#### SOURCE DATA ####
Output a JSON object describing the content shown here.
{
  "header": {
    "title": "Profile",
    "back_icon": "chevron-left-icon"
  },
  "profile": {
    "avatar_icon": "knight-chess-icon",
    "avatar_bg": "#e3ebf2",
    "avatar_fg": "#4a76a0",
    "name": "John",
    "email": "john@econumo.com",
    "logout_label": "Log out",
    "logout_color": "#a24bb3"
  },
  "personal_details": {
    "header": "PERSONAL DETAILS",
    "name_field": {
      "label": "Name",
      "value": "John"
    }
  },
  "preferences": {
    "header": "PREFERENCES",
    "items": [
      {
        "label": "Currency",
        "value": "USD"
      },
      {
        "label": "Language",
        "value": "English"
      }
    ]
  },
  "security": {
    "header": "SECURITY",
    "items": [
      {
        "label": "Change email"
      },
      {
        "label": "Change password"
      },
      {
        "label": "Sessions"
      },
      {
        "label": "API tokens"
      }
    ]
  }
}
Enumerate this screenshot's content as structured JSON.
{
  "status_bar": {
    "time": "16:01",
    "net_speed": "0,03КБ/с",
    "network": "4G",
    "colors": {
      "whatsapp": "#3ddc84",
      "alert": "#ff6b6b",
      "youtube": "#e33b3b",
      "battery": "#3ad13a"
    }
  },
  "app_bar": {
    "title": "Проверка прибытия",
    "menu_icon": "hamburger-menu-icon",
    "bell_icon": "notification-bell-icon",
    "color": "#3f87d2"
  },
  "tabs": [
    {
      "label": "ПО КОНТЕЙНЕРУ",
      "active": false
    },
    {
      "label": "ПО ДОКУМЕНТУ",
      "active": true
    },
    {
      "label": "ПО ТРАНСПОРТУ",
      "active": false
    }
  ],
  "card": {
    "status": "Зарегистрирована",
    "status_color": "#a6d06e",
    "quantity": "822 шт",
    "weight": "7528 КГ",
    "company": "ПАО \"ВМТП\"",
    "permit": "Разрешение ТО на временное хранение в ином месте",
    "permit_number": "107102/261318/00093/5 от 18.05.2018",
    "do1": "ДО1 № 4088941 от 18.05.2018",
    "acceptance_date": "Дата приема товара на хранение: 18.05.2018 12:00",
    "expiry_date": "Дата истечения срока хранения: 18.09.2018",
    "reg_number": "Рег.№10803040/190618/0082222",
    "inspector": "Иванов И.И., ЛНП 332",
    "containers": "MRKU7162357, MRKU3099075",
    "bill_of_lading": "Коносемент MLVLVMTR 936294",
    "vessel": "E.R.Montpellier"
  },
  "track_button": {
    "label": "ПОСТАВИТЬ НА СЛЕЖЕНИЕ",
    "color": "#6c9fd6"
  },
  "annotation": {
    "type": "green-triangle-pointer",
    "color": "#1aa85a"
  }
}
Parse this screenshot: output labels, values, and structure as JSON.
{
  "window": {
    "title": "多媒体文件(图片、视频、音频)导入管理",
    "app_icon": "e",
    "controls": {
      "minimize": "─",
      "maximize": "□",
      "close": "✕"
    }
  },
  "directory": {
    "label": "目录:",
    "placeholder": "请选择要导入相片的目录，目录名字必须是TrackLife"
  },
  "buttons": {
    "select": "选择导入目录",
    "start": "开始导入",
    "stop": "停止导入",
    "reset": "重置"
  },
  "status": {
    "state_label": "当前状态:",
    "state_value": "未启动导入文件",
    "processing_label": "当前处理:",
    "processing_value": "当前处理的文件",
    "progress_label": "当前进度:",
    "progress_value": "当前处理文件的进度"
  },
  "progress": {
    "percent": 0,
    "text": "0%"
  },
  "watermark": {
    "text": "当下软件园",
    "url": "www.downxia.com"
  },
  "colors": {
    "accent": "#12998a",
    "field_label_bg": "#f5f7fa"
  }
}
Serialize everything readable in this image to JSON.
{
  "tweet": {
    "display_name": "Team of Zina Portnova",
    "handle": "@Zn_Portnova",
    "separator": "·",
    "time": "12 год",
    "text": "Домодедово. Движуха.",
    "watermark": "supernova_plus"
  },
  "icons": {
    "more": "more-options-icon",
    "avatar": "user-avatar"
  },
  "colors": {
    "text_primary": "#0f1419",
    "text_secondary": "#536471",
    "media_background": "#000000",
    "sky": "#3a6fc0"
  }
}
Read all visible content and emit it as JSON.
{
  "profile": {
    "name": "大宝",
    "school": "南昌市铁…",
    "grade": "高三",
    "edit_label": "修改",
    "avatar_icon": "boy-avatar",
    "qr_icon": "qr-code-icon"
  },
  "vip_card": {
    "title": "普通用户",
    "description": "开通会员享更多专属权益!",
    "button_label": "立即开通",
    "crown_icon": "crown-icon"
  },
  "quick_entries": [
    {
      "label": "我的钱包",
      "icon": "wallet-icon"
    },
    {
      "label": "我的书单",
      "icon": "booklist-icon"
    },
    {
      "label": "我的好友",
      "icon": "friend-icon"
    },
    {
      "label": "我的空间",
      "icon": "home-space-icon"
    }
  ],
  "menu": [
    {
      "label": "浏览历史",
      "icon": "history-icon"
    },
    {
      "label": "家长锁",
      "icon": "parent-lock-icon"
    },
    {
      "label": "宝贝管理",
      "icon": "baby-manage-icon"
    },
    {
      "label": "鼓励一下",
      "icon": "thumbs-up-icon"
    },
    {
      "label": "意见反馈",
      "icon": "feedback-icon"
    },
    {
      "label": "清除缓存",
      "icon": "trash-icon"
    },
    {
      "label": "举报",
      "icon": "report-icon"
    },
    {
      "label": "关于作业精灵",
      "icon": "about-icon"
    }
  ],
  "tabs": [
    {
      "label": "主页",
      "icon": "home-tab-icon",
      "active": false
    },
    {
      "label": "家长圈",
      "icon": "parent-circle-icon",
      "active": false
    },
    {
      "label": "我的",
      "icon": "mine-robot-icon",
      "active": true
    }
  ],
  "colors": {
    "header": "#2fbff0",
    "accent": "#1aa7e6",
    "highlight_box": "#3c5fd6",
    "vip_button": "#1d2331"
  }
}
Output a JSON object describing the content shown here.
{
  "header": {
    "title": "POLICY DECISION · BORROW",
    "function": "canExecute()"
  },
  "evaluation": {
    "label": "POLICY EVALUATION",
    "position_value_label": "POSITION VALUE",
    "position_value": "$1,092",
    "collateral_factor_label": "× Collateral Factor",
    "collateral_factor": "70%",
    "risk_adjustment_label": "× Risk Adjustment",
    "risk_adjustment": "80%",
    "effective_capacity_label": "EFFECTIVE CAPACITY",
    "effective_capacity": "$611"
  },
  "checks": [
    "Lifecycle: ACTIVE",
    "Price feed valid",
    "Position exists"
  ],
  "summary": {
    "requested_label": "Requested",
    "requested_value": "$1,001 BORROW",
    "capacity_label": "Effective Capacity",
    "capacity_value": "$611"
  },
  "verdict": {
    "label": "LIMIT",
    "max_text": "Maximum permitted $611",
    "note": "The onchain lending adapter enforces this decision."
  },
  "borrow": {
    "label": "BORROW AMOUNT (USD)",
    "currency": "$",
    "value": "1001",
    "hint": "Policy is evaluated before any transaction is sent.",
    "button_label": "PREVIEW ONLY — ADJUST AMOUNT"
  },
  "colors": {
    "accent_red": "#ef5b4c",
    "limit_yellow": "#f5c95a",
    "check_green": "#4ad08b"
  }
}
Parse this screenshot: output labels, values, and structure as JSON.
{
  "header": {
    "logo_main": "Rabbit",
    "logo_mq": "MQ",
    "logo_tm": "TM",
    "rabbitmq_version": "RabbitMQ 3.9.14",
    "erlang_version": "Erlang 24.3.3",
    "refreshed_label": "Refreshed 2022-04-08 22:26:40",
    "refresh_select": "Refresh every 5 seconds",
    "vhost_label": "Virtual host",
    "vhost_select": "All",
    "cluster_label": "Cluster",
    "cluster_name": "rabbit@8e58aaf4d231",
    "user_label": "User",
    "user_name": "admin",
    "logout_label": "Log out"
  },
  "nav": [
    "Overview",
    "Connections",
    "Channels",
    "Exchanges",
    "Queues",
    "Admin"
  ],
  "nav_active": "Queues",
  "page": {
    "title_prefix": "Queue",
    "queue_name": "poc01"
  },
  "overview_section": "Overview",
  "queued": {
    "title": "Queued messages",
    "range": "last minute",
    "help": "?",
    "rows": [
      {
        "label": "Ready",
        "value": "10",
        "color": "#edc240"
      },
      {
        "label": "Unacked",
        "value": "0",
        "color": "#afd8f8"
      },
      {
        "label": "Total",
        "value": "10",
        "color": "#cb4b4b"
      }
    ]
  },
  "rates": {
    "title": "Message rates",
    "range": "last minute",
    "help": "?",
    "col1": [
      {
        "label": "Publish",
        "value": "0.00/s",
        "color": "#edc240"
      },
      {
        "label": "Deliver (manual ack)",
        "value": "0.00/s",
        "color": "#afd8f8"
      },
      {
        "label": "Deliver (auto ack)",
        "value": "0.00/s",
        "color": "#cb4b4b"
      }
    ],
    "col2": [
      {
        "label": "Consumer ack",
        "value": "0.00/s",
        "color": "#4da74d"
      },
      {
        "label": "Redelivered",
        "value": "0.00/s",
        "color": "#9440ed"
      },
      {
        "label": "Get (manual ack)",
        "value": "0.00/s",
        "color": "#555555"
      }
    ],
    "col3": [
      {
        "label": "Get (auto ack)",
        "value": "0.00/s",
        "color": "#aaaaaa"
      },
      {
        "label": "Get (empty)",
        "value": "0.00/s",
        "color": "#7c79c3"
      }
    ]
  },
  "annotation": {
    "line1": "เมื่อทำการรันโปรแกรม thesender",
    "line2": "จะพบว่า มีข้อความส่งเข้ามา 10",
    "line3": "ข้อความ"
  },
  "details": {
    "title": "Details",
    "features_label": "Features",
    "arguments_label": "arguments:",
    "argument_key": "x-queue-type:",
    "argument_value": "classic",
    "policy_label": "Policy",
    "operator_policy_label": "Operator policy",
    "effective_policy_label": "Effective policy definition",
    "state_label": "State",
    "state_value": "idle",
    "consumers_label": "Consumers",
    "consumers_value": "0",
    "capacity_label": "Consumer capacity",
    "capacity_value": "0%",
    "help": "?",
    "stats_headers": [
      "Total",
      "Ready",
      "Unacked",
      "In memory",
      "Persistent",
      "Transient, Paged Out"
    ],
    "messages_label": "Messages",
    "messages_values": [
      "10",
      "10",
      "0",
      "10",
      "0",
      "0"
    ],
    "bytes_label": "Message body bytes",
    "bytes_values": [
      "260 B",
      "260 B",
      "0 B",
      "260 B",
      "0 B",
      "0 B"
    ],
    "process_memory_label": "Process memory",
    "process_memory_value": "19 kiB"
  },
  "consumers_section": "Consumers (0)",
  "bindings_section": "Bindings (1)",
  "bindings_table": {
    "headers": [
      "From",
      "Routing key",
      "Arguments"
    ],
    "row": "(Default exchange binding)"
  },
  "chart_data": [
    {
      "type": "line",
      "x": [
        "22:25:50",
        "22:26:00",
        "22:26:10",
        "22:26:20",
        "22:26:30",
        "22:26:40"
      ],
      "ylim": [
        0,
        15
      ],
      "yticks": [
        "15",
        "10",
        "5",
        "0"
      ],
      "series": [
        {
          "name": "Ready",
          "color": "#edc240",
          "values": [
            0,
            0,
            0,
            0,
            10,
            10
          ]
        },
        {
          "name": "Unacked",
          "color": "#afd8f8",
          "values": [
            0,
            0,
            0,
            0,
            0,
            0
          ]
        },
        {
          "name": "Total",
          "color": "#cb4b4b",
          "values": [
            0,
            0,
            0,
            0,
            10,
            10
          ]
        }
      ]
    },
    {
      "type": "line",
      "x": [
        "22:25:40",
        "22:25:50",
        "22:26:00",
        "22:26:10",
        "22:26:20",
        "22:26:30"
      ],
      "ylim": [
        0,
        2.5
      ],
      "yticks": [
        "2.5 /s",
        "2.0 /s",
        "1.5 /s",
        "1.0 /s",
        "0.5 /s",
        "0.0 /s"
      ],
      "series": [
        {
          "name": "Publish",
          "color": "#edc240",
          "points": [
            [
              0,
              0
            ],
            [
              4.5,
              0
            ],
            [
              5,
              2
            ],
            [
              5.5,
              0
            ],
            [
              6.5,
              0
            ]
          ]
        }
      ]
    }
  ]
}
####
Some lines of the records may hold the word "home". How many do? Answer with a number and nothing else.

▶ [THE OUTPUT] 2